»»
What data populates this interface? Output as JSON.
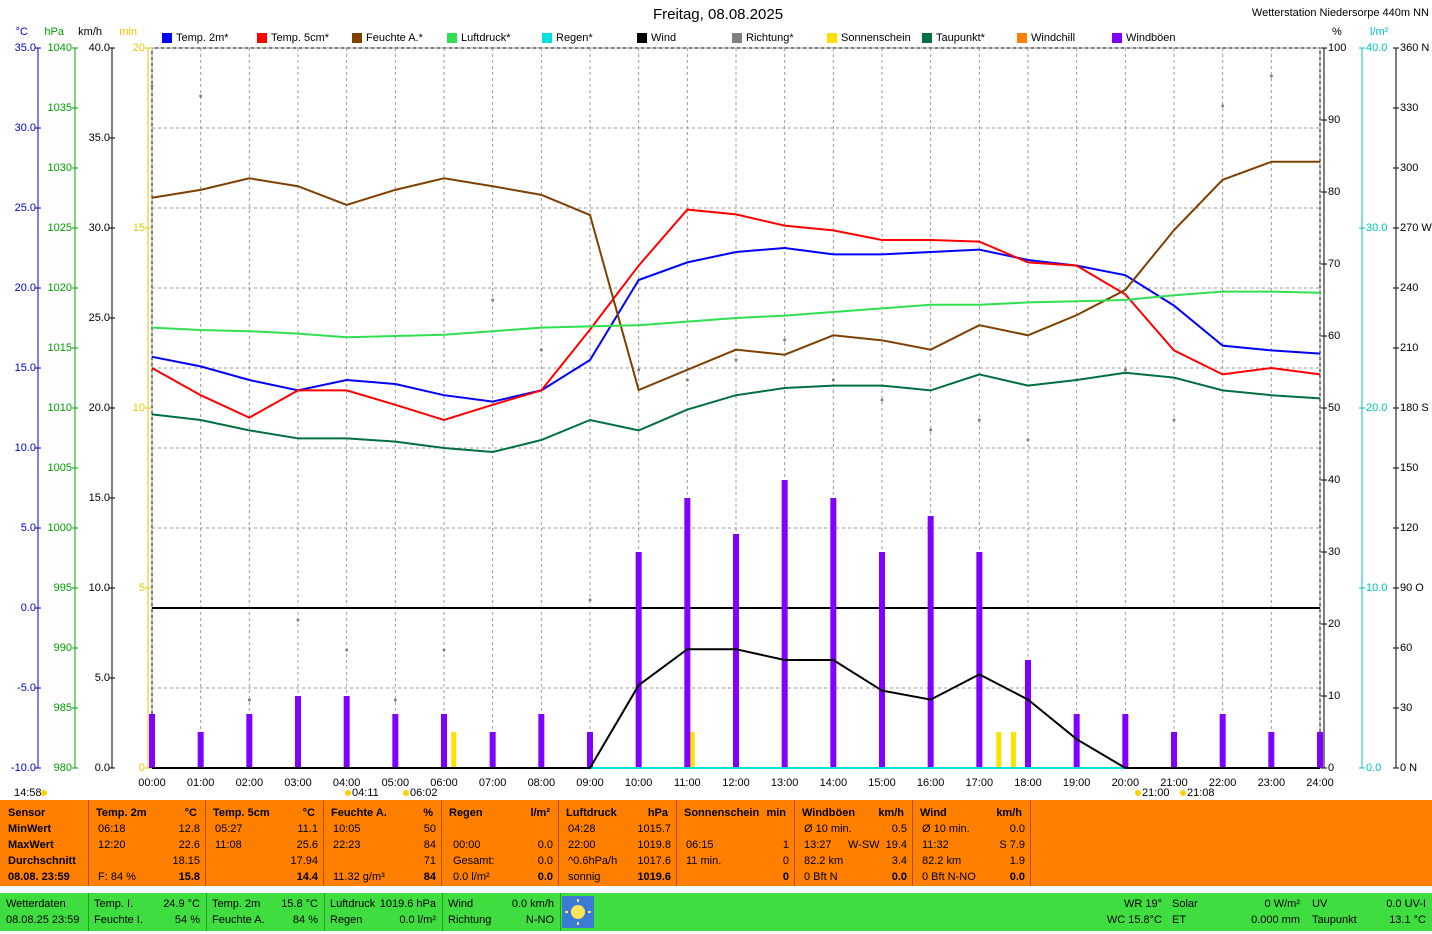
{
  "chart_data": {
    "type": "line",
    "title": "Freitag, 08.08.2025",
    "subtitle": "Wetterstation Niedersorpe 440m NN",
    "x": [
      0,
      1,
      2,
      3,
      4,
      5,
      6,
      7,
      8,
      9,
      10,
      11,
      12,
      13,
      14,
      15,
      16,
      17,
      18,
      19,
      20,
      21,
      22,
      23,
      24
    ],
    "xlim": [
      0,
      24
    ],
    "xticks": [
      {
        "value": 0,
        "label": "00:00"
      },
      {
        "value": 1,
        "label": "01:00"
      },
      {
        "value": 2,
        "label": "02:00"
      },
      {
        "value": 3,
        "label": "03:00"
      },
      {
        "value": 4,
        "label": "04:00"
      },
      {
        "value": 5,
        "label": "05:00"
      },
      {
        "value": 6,
        "label": "06:00"
      },
      {
        "value": 7,
        "label": "07:00"
      },
      {
        "value": 8,
        "label": "08:00"
      },
      {
        "value": 9,
        "label": "09:00"
      },
      {
        "value": 10,
        "label": "10:00"
      },
      {
        "value": 11,
        "label": "11:00"
      },
      {
        "value": 12,
        "label": "12:00"
      },
      {
        "value": 13,
        "label": "13:00"
      },
      {
        "value": 14,
        "label": "14:00"
      },
      {
        "value": 15,
        "label": "15:00"
      },
      {
        "value": 16,
        "label": "16:00"
      },
      {
        "value": 17,
        "label": "17:00"
      },
      {
        "value": 18,
        "label": "18:00"
      },
      {
        "value": 19,
        "label": "19:00"
      },
      {
        "value": 20,
        "label": "20:00"
      },
      {
        "value": 21,
        "label": "21:00"
      },
      {
        "value": 22,
        "label": "22:00"
      },
      {
        "value": 23,
        "label": "23:00"
      },
      {
        "value": 24,
        "label": "24:00"
      }
    ],
    "grid": true,
    "zero_line": 0,
    "axes": {
      "y": {
        "label": "°C",
        "color": "#0000c8",
        "lim": [
          -10,
          35
        ],
        "ticks": [
          {
            "value": 35,
            "label": "35.0"
          },
          {
            "value": 30,
            "label": "30.0"
          },
          {
            "value": 25,
            "label": "25.0"
          },
          {
            "value": 20,
            "label": "20.0"
          },
          {
            "value": 15,
            "label": "15.0"
          },
          {
            "value": 10,
            "label": "10.0"
          },
          {
            "value": 5,
            "label": "5.0"
          },
          {
            "value": 0,
            "label": "0.0"
          },
          {
            "value": -5,
            "label": "-5.0"
          },
          {
            "value": -10,
            "label": "-10.0"
          }
        ]
      },
      "y3": {
        "label": "hPa",
        "color": "#00a000",
        "lim": [
          980,
          1040
        ],
        "ticks": [
          1040,
          1035,
          1030,
          1025,
          1020,
          1015,
          1010,
          1005,
          1000,
          995,
          990,
          985,
          980
        ]
      },
      "y4": {
        "label": "km/h",
        "color": "#000000",
        "lim": [
          0,
          40
        ],
        "ticks": [
          {
            "value": 40,
            "label": "40.0"
          },
          {
            "value": 35,
            "label": "35.0"
          },
          {
            "value": 30,
            "label": "30.0"
          },
          {
            "value": 25,
            "label": "25.0"
          },
          {
            "value": 20,
            "label": "20.0"
          },
          {
            "value": 15,
            "label": "15.0"
          },
          {
            "value": 10,
            "label": "10.0"
          },
          {
            "value": 5,
            "label": "5.0"
          },
          {
            "value": 0,
            "label": "0.0"
          }
        ]
      },
      "y5": {
        "label": "min",
        "color": "#e6c800",
        "lim": [
          0,
          20
        ],
        "ticks": [
          20,
          15,
          10,
          5,
          0
        ]
      },
      "y2": {
        "label": "%",
        "color": "#000000",
        "lim": [
          0,
          100
        ],
        "ticks": [
          100,
          90,
          80,
          70,
          60,
          50,
          40,
          30,
          20,
          10,
          0
        ]
      },
      "y6": {
        "label": "l/m²",
        "color": "#00c0c0",
        "lim": [
          0,
          40
        ],
        "ticks": [
          {
            "value": 40,
            "label": "40.0"
          },
          {
            "value": 30,
            "label": "30.0"
          },
          {
            "value": 20,
            "label": "20.0"
          },
          {
            "value": 10,
            "label": "10.0"
          },
          {
            "value": 0,
            "label": "0.0"
          }
        ]
      },
      "y7": {
        "color": "#000000",
        "lim": [
          0,
          360
        ],
        "ticks": [
          {
            "value": 360,
            "label": "360 N"
          },
          330,
          300,
          {
            "value": 270,
            "label": "270 W"
          },
          240,
          210,
          {
            "value": 180,
            "label": "180 S"
          },
          150,
          120,
          {
            "value": 90,
            "label": "90 O"
          },
          60,
          30,
          {
            "value": 0,
            "label": "0 N"
          }
        ]
      }
    },
    "series": [
      {
        "name": "Temp. 2m*",
        "color": "#0000ff",
        "axis": "y",
        "mark": "line",
        "values": [
          15.7,
          15.1,
          14.25,
          13.6,
          14.25,
          14.0,
          13.3,
          12.9,
          13.6,
          15.5,
          20.5,
          21.6,
          22.25,
          22.5,
          22.1,
          22.1,
          22.25,
          22.4,
          21.75,
          21.4,
          20.8,
          18.9,
          16.4,
          16.1,
          15.9
        ]
      },
      {
        "name": "Temp. 5cm*",
        "color": "#ff0000",
        "axis": "y",
        "mark": "line",
        "values": [
          15.0,
          13.3,
          11.9,
          13.6,
          13.6,
          12.7,
          11.75,
          12.7,
          13.6,
          17.4,
          21.4,
          24.9,
          24.6,
          23.9,
          23.6,
          23.0,
          23.0,
          22.9,
          21.6,
          21.4,
          19.6,
          16.1,
          14.6,
          15.0,
          14.6
        ]
      },
      {
        "name": "Feuchte A.*",
        "color": "#804000",
        "axis": "y2",
        "mark": "line",
        "values": [
          79.2,
          80.3,
          81.9,
          80.8,
          78.2,
          80.3,
          81.9,
          80.8,
          79.6,
          76.8,
          52.5,
          55.3,
          58.1,
          57.4,
          60.1,
          59.4,
          58.1,
          61.5,
          60.1,
          62.9,
          66.4,
          74.7,
          81.7,
          84.2,
          84.2
        ]
      },
      {
        "name": "Luftdruck*",
        "color": "#30e050",
        "axis": "y3",
        "mark": "line",
        "values": [
          1016.7,
          1016.5,
          1016.4,
          1016.2,
          1015.9,
          1016.0,
          1016.1,
          1016.4,
          1016.7,
          1016.8,
          1016.9,
          1017.2,
          1017.5,
          1017.7,
          1018.0,
          1018.3,
          1018.6,
          1018.6,
          1018.8,
          1018.9,
          1019.0,
          1019.4,
          1019.7,
          1019.7,
          1019.6
        ]
      },
      {
        "name": "Regen*",
        "color": "#00e0e0",
        "axis": "y6",
        "mark": "line",
        "values": [
          0,
          0,
          0,
          0,
          0,
          0,
          0,
          0,
          0,
          0,
          0,
          0,
          0,
          0,
          0,
          0,
          0,
          0,
          0,
          0,
          0,
          0,
          0,
          0,
          0
        ]
      },
      {
        "name": "Wind",
        "color": "#000000",
        "axis": "y4",
        "mark": "line",
        "values": [
          0,
          0,
          0,
          0,
          0,
          0,
          0,
          0,
          0,
          0,
          4.6,
          6.6,
          6.6,
          6.0,
          6.0,
          4.3,
          3.8,
          5.2,
          3.8,
          1.6,
          0,
          0,
          0,
          0,
          0
        ]
      },
      {
        "name": "Richtung*",
        "color": "#808080",
        "axis": "y7",
        "mark": "scatter",
        "values": [
          341,
          336,
          34,
          74,
          59,
          34,
          59,
          234,
          209,
          84,
          199,
          194,
          204,
          214,
          194,
          184,
          169,
          174,
          164,
          194,
          199,
          174,
          331,
          346,
          64
        ]
      },
      {
        "name": "Sonnenschein",
        "color": "#ffe000",
        "axis": "y5",
        "mark": "bar",
        "x": [
          6.2,
          11.1,
          17.4,
          17.7
        ],
        "values": [
          1,
          1,
          1,
          1
        ]
      },
      {
        "name": "Taupunkt*",
        "color": "#007040",
        "axis": "y",
        "mark": "line",
        "values": [
          12.1,
          11.75,
          11.1,
          10.6,
          10.6,
          10.4,
          10.0,
          9.75,
          10.5,
          11.75,
          11.1,
          12.4,
          13.3,
          13.75,
          13.9,
          13.9,
          13.6,
          14.6,
          13.9,
          14.25,
          14.7,
          14.4,
          13.6,
          13.3,
          13.1
        ]
      },
      {
        "name": "Windchill",
        "color": "#ff8000"
      },
      {
        "name": "Windböen",
        "color": "#8000ff",
        "axis": "y4",
        "mark": "bar",
        "values": [
          3,
          2,
          3,
          4,
          4,
          3,
          3,
          2,
          3,
          2,
          12,
          15,
          13,
          16,
          15,
          12,
          14,
          12,
          6,
          3,
          3,
          2,
          3,
          2,
          2
        ]
      }
    ],
    "sun_times": [
      "14:58",
      "04:11",
      "06:02",
      "21:00",
      "21:08"
    ]
  },
  "stats": {
    "sensor": {
      "header": "Sensor",
      "rows": [
        "MinWert",
        "MaxWert",
        "Durchschnitt",
        "08.08. 23:59"
      ]
    },
    "blocks": [
      {
        "name": "Temp. 2m",
        "unit": "°C",
        "rows": [
          {
            "l": "06:18",
            "r": "12.8"
          },
          {
            "l": "12:20",
            "r": "22.6"
          },
          {
            "r": "18.15"
          },
          {
            "l": "F: 84 %",
            "r": "15.8"
          }
        ]
      },
      {
        "name": "Temp. 5cm",
        "unit": "°C",
        "rows": [
          {
            "l": "05:27",
            "r": "11.1"
          },
          {
            "l": "11:08",
            "r": "25.6"
          },
          {
            "r": "17.94"
          },
          {
            "r": "14.4"
          }
        ]
      },
      {
        "name": "Feuchte A.",
        "unit": "%",
        "rows": [
          {
            "l": "10:05",
            "r": "50"
          },
          {
            "l": "22:23",
            "r": "84"
          },
          {
            "r": "71"
          },
          {
            "l": "11.32 g/m³",
            "r": "84"
          }
        ]
      },
      {
        "name": "Regen",
        "unit": "l/m²",
        "rows": [
          {},
          {
            "l": "00:00",
            "r": "0.0"
          },
          {
            "l": "Gesamt:",
            "r": "0.0"
          },
          {
            "l": "0.0 l/m²",
            "r": "0.0"
          }
        ]
      },
      {
        "name": "Luftdruck",
        "unit": "hPa",
        "rows": [
          {
            "l": "04:28",
            "r": "1015.7"
          },
          {
            "l": "22:00",
            "r": "1019.8"
          },
          {
            "l": "^0.6hPa/h",
            "r": "1017.6"
          },
          {
            "l": "sonnig",
            "r": "1019.6"
          }
        ]
      },
      {
        "name": "Sonnenschein",
        "unit": "min",
        "rows": [
          {},
          {
            "l": "06:15",
            "r": "1"
          },
          {
            "l": "11 min.",
            "r": "0"
          },
          {
            "r": "0"
          }
        ]
      },
      {
        "name": "Windböen",
        "unit": "km/h",
        "rows": [
          {
            "l": "Ø 10 min.",
            "r": "0.5"
          },
          {
            "l": "13:27",
            "m": "W-SW",
            "r": "19.4"
          },
          {
            "l": "82.2 km",
            "r": "3.4"
          },
          {
            "l": "0 Bft N",
            "r": "0.0"
          }
        ]
      },
      {
        "name": "Wind",
        "unit": "km/h",
        "rows": [
          {
            "l": "Ø 10 min.",
            "r": "0.0"
          },
          {
            "l": "11:32",
            "r": "S 7.9"
          },
          {
            "l": "82.2 km",
            "r": "1.9"
          },
          {
            "l": "0 Bft N-NO",
            "r": "0.0"
          }
        ]
      }
    ]
  },
  "status": [
    {
      "rows": [
        [
          "Wetterdaten"
        ],
        [
          "08.08.25 23:59"
        ]
      ]
    },
    {
      "rows": [
        [
          "Temp. I.",
          "24.9 °C"
        ],
        [
          "Feuchte I.",
          "54 %"
        ]
      ]
    },
    {
      "rows": [
        [
          "Temp. 2m",
          "15.8 °C"
        ],
        [
          "Feuchte A.",
          "84 %"
        ]
      ]
    },
    {
      "rows": [
        [
          "Luftdruck",
          "1019.6 hPa"
        ],
        [
          "Regen",
          "0.0 l/m²"
        ]
      ]
    },
    {
      "rows": [
        [
          "Wind",
          "0.0 km/h"
        ],
        [
          "Richtung",
          "N-NO"
        ]
      ]
    },
    {
      "rows": [
        [
          "WR 19°"
        ],
        [
          "WC 15.8°C"
        ]
      ]
    },
    {
      "rows": [
        [
          "Solar",
          "0 W/m²"
        ],
        [
          "ET",
          "0.000 mm"
        ]
      ]
    },
    {
      "rows": [
        [
          "UV",
          "0.0 UV-I"
        ],
        [
          "Taupunkt",
          "13.1 °C"
        ]
      ]
    }
  ]
}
««
§ **Requirement**
Which lines of the data above contain "Feuchte"? Copy each one.

§ **Exercise result**
        "name": "Feuchte A.*",
        "name": "Feuchte A.",
          "Feuchte I.",
          "Feuchte A.",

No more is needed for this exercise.